- [SOURCE MATERIAL]
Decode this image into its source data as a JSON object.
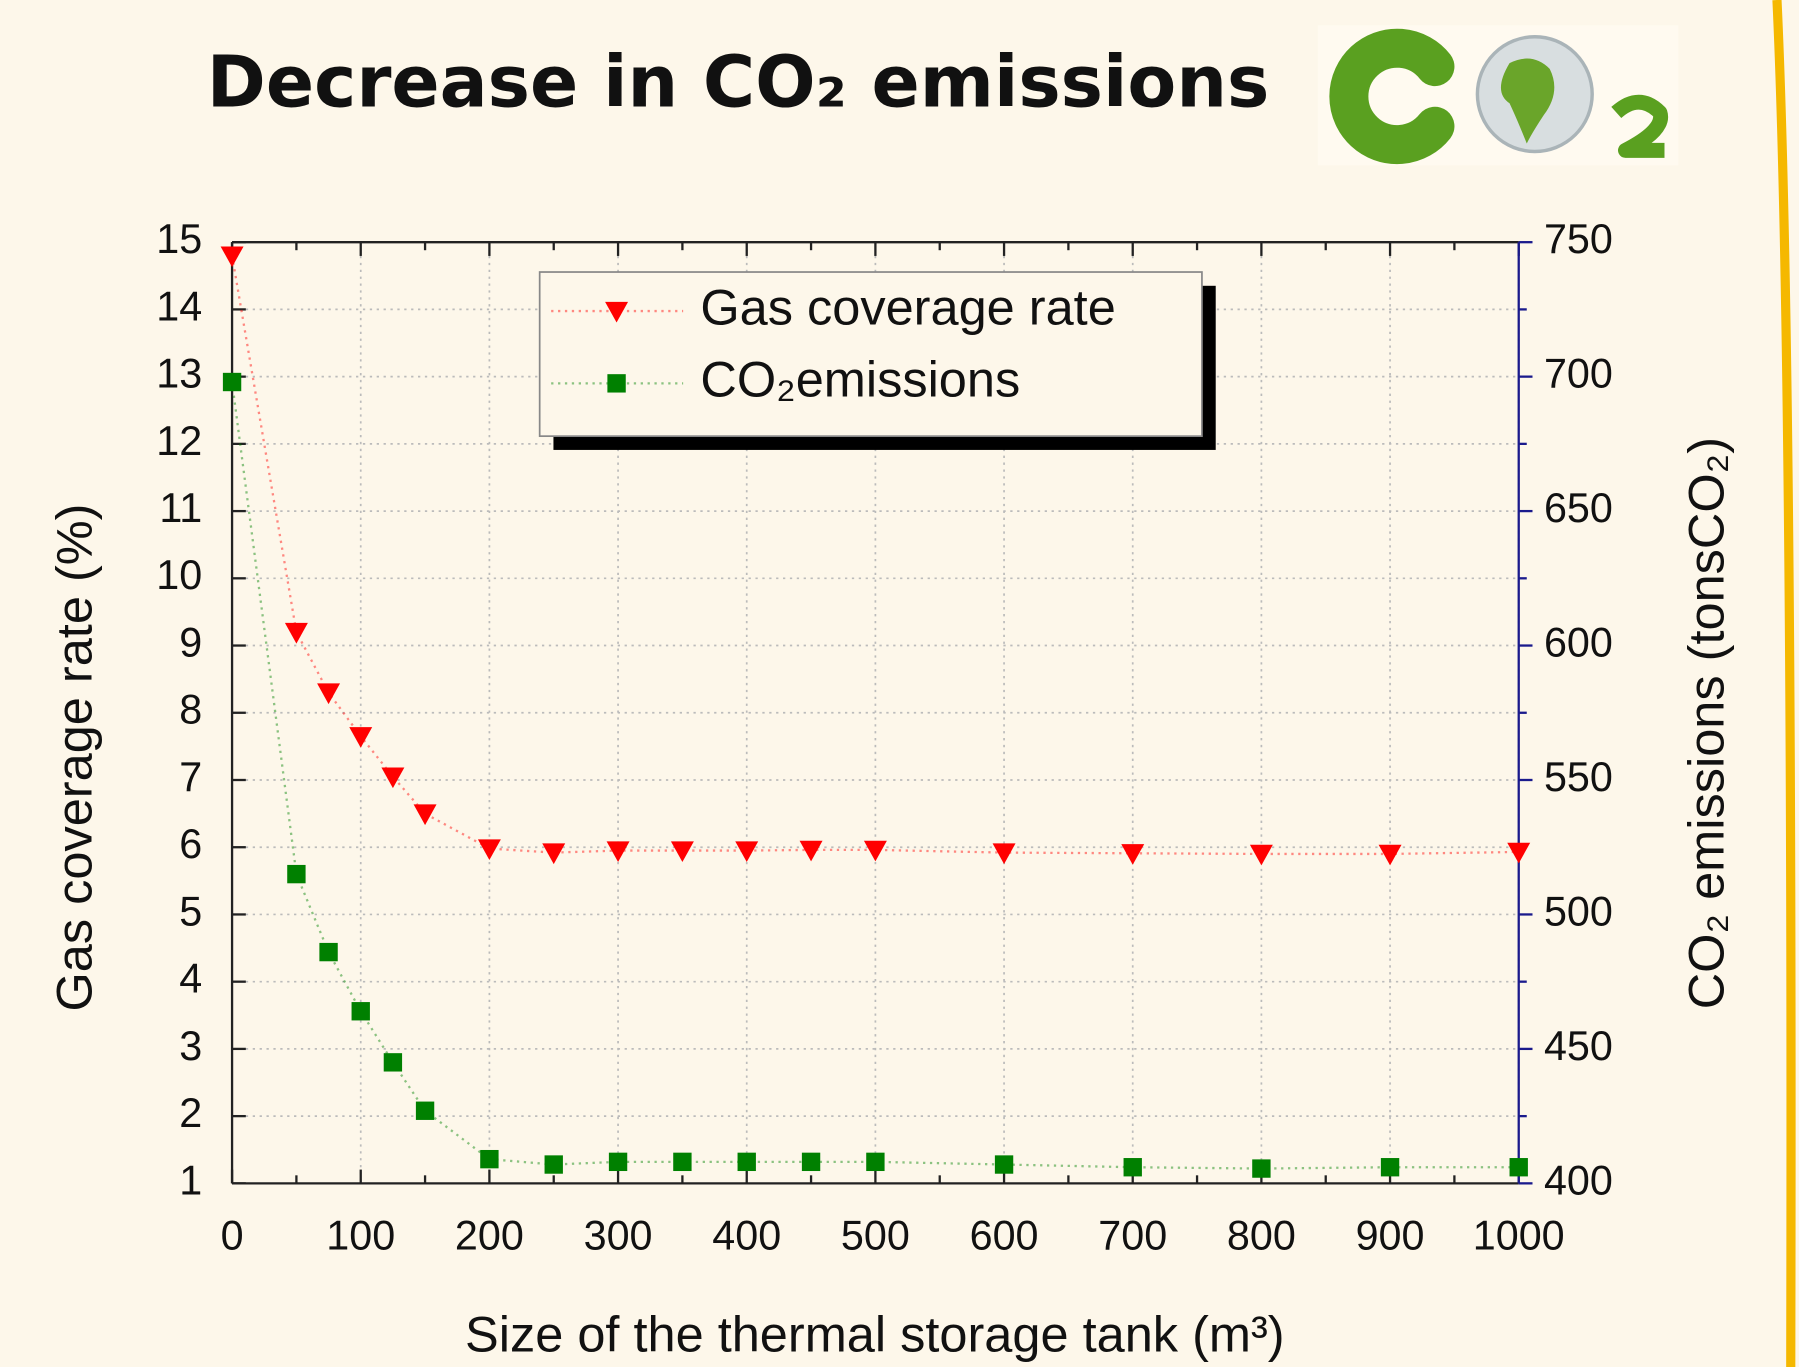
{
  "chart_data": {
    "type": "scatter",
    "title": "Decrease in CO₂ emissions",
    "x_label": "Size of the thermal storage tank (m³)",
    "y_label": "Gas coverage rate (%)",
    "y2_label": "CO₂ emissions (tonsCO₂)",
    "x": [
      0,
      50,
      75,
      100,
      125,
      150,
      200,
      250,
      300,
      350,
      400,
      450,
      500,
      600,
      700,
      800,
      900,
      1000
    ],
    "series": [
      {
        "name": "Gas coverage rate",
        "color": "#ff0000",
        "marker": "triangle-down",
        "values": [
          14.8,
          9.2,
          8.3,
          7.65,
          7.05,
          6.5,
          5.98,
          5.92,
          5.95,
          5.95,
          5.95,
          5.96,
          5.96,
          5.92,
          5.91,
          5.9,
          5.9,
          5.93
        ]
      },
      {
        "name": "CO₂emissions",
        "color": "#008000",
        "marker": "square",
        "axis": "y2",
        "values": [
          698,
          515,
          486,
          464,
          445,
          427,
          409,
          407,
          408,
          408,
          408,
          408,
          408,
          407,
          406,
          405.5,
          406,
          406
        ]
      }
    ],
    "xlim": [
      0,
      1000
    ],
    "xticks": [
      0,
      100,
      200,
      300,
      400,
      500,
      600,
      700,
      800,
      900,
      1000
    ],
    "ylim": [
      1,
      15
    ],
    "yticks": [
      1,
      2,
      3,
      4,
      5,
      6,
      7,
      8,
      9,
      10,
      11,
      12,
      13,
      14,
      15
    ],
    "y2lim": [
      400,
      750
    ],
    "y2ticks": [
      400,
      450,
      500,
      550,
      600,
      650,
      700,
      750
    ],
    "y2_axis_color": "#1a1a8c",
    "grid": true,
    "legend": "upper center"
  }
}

- [SET PROBLEM]
Omit the pictures and reproduce the listing exactly.

- [EXPECTED ANSWER]
Decode this image into its source data as a JSON object.
{
  "chart_data": {
    "type": "scatter",
    "title": "Decrease in CO₂ emissions",
    "x_label": "Size of the thermal storage tank (m³)",
    "y_label": "Gas coverage rate (%)",
    "y2_label": "CO₂ emissions (tonsCO₂)",
    "x": [
      0,
      50,
      75,
      100,
      125,
      150,
      200,
      250,
      300,
      350,
      400,
      450,
      500,
      600,
      700,
      800,
      900,
      1000
    ],
    "series": [
      {
        "name": "Gas coverage rate",
        "color": "#ff0000",
        "marker": "triangle-down",
        "values": [
          14.8,
          9.2,
          8.3,
          7.65,
          7.05,
          6.5,
          5.98,
          5.92,
          5.95,
          5.95,
          5.95,
          5.96,
          5.96,
          5.92,
          5.91,
          5.9,
          5.9,
          5.93
        ]
      },
      {
        "name": "CO₂emissions",
        "color": "#008000",
        "marker": "square",
        "axis": "y2",
        "values": [
          698,
          515,
          486,
          464,
          445,
          427,
          409,
          407,
          408,
          408,
          408,
          408,
          408,
          407,
          406,
          405.5,
          406,
          406
        ]
      }
    ],
    "xlim": [
      0,
      1000
    ],
    "xticks": [
      0,
      100,
      200,
      300,
      400,
      500,
      600,
      700,
      800,
      900,
      1000
    ],
    "ylim": [
      1,
      15
    ],
    "yticks": [
      1,
      2,
      3,
      4,
      5,
      6,
      7,
      8,
      9,
      10,
      11,
      12,
      13,
      14,
      15
    ],
    "y2lim": [
      400,
      750
    ],
    "y2ticks": [
      400,
      450,
      500,
      550,
      600,
      650,
      700,
      750
    ],
    "y2_axis_color": "#1a1a8c",
    "grid": true,
    "legend": "upper center"
  }
}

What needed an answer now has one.